▸ REQUEST
Without the pictures, copy all the entries below exactly.
________
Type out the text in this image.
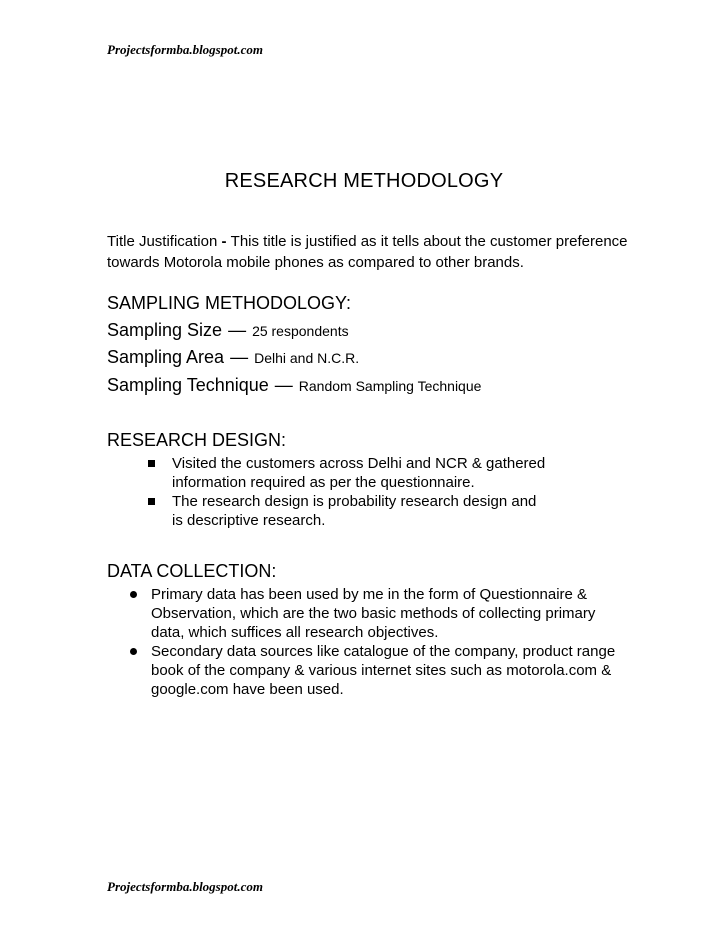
Projectsformba.blogspot.com
RESEARCH METHODOLOGY
Title Justification - This title is justified as it tells about the customer preference towards Motorola mobile phones as compared to other brands.
SAMPLING METHODOLOGY:
Sampling Size — 25 respondents
Sampling Area — Delhi and N.C.R.
Sampling Technique — Random Sampling Technique
RESEARCH DESIGN:
Visited the customers across Delhi and NCR & gathered information required as per the questionnaire.
The research design is probability research design and is descriptive research.
DATA COLLECTION:
Primary data has been used by me in the form of Questionnaire & Observation, which are the two basic methods of collecting primary data, which suffices all research objectives.
Secondary data sources like catalogue of the company, product range book of the company & various internet sites such as motorola.com & google.com have been used.
Projectsformba.blogspot.com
________
▸ SOLUTION TO THE PROBLEM
Type out the text in this image.
Projectsformba.blogspot.com
RESEARCH METHODOLOGY
Title Justification - This title is justified as it tells about the customer preference towards Motorola mobile phones as compared to other brands.
SAMPLING METHODOLOGY:
Sampling Size — 25 respondents
Sampling Area — Delhi and N.C.R.
Sampling Technique — Random Sampling Technique
RESEARCH DESIGN:
Visited the customers across Delhi and NCR & gathered information required as per the questionnaire.
The research design is probability research design and is descriptive research.
DATA COLLECTION:
Primary data has been used by me in the form of Questionnaire & Observation, which are the two basic methods of collecting primary data, which suffices all research objectives.
Secondary data sources like catalogue of the company, product range book of the company & various internet sites such as motorola.com & google.com have been used.
Projectsformba.blogspot.com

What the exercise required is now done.